▶ Set task
Copy each line of the entries beneath that contains the word "text".

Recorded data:
•••

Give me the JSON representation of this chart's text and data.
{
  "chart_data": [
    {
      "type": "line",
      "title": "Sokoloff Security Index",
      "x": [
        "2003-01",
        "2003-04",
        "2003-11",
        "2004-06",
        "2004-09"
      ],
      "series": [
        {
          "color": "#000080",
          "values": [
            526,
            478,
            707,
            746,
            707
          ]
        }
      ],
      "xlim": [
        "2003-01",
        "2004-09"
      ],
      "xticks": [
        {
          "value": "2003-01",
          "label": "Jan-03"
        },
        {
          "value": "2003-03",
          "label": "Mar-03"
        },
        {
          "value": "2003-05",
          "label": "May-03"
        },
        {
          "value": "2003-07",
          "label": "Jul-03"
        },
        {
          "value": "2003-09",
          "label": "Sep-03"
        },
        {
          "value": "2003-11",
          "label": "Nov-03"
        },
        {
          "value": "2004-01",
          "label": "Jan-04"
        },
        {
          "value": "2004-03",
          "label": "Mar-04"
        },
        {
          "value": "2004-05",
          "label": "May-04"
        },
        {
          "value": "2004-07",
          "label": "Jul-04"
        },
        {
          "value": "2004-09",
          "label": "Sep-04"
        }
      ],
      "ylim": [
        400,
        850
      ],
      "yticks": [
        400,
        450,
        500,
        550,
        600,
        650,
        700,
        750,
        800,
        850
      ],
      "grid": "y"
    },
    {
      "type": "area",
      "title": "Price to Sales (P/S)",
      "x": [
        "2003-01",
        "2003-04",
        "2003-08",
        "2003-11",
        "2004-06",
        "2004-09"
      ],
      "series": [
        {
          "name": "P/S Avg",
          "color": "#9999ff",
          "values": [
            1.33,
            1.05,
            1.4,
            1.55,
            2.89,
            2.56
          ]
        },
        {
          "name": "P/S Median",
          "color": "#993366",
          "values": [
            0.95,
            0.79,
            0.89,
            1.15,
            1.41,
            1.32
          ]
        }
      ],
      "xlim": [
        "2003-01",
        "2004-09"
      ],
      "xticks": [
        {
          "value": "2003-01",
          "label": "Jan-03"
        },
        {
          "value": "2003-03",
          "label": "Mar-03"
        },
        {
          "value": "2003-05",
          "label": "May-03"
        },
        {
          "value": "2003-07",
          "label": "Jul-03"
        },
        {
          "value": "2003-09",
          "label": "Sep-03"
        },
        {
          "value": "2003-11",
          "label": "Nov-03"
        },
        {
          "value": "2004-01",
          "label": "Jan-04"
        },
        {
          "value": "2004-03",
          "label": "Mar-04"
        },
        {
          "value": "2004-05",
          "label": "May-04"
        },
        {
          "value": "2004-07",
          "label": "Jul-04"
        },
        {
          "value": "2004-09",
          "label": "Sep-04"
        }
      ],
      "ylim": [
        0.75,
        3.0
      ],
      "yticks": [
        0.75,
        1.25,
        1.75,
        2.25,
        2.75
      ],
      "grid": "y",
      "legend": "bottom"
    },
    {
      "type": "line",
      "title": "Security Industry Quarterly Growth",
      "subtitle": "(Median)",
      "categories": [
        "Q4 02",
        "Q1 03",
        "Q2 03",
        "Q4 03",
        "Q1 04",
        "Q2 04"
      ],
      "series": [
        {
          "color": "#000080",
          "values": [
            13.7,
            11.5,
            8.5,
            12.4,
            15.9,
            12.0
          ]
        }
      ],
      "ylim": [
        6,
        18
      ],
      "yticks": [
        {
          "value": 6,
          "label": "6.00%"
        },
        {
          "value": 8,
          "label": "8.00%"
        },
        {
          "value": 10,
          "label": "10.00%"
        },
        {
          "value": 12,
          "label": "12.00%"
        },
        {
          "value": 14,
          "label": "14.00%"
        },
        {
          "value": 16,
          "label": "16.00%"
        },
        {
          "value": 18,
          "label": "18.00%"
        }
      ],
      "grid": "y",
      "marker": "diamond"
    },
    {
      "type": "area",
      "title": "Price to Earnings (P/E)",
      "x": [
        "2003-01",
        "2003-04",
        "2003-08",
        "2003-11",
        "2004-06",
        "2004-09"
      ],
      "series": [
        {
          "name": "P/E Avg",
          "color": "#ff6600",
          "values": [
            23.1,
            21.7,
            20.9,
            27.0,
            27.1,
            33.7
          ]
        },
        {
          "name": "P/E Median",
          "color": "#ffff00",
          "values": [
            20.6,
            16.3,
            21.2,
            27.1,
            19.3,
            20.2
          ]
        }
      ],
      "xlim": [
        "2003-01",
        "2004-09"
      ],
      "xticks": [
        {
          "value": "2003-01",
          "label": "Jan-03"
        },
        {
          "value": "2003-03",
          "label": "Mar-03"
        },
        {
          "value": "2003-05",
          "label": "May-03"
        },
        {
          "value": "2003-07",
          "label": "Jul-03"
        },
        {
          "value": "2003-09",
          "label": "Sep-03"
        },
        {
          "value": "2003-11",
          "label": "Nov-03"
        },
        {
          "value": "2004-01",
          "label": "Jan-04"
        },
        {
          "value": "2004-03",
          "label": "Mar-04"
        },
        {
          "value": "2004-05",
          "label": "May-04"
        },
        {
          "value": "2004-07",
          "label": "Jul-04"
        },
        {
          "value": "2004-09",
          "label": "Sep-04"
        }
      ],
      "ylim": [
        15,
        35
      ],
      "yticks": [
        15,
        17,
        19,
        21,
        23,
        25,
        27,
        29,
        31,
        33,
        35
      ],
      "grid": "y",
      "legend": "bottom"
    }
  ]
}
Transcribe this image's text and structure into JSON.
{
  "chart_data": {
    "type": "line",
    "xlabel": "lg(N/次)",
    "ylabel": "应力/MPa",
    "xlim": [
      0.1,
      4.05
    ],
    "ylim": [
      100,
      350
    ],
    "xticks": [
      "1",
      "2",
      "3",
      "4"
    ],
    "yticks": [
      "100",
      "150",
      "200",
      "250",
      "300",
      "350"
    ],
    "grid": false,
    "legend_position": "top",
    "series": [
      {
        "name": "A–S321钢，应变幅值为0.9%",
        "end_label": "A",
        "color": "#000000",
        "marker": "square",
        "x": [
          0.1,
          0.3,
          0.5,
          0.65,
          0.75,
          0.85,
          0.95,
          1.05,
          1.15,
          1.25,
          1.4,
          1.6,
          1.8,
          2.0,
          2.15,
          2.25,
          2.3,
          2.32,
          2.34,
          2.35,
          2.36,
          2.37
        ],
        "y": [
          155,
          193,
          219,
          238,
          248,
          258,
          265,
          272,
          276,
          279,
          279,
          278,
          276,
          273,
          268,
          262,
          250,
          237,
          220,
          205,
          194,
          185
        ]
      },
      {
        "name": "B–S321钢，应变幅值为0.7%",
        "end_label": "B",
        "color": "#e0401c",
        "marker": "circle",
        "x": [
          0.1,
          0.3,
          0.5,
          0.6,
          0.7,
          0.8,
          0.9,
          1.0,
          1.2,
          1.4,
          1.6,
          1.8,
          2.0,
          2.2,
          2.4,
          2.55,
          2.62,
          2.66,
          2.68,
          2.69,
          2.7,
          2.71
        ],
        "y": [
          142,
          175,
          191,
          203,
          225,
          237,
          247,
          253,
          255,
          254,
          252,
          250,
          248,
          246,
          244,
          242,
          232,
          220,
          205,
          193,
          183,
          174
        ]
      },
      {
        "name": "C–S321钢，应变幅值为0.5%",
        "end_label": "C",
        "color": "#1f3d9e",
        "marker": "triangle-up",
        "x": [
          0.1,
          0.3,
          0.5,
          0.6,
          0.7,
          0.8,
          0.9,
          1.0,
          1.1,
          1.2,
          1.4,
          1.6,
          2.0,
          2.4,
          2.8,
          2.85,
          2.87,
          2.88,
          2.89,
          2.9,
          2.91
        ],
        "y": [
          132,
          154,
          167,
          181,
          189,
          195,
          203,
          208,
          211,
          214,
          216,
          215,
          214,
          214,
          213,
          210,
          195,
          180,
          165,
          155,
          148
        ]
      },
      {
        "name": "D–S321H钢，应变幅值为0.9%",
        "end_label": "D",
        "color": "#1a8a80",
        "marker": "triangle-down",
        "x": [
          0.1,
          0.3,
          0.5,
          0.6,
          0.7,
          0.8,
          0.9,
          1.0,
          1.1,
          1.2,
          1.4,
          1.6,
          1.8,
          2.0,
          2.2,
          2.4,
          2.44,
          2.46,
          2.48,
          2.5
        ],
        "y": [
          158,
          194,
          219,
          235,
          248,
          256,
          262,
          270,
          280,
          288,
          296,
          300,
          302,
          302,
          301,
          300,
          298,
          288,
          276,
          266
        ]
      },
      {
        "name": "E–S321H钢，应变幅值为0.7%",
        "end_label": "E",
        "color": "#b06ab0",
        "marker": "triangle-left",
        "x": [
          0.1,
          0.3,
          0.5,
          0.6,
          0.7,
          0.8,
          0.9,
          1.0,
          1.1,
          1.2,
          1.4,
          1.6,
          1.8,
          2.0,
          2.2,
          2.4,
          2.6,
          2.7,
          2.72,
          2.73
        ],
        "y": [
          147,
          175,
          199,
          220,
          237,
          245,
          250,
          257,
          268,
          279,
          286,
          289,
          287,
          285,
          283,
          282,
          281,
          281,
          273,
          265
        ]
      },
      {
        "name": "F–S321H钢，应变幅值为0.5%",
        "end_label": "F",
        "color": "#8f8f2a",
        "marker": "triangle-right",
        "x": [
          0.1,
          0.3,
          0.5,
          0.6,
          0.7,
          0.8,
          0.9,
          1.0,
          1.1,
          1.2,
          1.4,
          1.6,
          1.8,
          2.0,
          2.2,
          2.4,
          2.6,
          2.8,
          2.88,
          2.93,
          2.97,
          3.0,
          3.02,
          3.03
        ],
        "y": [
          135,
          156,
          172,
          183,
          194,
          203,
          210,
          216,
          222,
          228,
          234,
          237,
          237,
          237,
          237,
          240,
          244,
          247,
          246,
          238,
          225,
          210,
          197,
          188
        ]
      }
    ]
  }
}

•••

▶ Response to the exercise
Give me the JSON representation of this chart's text and data.
Transcribe this image's text and structure into JSON.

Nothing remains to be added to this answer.